# RECORDS TO USE

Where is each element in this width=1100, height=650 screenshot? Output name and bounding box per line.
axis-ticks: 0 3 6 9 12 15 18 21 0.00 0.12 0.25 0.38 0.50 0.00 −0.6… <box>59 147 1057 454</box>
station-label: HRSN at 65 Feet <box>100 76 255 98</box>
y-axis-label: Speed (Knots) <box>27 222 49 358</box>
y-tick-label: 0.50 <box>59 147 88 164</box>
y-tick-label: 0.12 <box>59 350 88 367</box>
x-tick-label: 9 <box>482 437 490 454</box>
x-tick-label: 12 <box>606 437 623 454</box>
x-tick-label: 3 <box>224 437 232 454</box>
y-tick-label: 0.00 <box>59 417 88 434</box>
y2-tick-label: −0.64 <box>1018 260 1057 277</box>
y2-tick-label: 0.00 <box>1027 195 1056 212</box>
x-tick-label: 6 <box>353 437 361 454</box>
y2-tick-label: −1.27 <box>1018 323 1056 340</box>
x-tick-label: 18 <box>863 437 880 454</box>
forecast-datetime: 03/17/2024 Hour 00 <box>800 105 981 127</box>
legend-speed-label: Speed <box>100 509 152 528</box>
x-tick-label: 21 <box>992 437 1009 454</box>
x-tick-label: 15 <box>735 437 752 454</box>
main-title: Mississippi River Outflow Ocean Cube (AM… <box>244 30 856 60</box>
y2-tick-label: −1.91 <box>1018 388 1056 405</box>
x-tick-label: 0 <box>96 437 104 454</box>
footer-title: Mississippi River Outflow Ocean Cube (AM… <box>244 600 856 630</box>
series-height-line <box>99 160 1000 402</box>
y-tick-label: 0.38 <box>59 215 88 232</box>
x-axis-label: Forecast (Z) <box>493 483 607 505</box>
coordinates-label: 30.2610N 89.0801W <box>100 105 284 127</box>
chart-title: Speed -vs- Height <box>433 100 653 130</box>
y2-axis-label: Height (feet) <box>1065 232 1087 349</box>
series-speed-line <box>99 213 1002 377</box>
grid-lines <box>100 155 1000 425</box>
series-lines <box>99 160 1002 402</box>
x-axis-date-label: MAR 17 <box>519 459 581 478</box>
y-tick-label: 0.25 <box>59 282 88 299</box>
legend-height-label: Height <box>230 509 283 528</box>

==

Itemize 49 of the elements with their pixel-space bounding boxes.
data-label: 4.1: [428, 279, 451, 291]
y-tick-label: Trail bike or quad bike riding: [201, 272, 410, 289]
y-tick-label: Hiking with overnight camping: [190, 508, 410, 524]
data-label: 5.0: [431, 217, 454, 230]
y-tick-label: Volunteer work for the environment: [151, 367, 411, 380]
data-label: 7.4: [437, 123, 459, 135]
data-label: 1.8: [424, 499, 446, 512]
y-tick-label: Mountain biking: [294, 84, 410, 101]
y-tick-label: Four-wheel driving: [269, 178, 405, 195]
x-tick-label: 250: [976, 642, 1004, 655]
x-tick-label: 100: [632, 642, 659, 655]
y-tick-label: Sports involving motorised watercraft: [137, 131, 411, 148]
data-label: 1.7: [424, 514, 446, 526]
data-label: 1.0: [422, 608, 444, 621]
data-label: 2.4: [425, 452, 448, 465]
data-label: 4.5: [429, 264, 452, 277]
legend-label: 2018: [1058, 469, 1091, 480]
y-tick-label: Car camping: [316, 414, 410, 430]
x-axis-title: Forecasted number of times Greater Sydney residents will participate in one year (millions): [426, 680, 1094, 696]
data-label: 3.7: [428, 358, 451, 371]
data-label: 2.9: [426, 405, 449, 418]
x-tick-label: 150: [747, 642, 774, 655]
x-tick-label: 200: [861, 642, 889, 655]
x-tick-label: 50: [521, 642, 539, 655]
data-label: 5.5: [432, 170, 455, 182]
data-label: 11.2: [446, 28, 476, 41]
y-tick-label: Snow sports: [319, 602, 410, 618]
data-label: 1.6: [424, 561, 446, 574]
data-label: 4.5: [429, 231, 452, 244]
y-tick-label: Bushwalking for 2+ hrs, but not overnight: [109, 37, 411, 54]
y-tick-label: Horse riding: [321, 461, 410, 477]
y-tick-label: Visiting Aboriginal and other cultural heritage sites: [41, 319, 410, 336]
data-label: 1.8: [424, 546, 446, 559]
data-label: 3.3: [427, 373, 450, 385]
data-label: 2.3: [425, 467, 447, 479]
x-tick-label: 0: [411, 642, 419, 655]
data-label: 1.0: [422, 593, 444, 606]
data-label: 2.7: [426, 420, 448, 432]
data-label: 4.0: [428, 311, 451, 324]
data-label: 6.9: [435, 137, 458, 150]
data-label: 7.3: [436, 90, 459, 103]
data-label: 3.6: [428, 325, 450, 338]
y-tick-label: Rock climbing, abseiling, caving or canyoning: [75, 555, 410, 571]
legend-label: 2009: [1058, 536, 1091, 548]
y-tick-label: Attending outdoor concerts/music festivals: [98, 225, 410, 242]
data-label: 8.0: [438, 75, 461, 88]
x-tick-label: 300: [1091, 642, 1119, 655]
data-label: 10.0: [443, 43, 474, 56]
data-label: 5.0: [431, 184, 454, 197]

# WRITTEN INSTRUCTION
Copy the data above verbatim, beginning at the line that contains "Where is each" and stopping after the line that contains "x-tick-label: 3 <box>224 437 232 454</box>".

# ANSWER
Where is each element in this width=1100, height=650 screenshot? Output name and bounding box per line.
axis-ticks: 0 3 6 9 12 15 18 21 0.00 0.12 0.25 0.38 0.50 0.00 −0.6… <box>59 147 1057 454</box>
station-label: HRSN at 65 Feet <box>100 76 255 98</box>
y-axis-label: Speed (Knots) <box>27 222 49 358</box>
y-tick-label: 0.50 <box>59 147 88 164</box>
y-tick-label: 0.12 <box>59 350 88 367</box>
x-tick-label: 9 <box>482 437 490 454</box>
x-tick-label: 12 <box>606 437 623 454</box>
x-tick-label: 3 <box>224 437 232 454</box>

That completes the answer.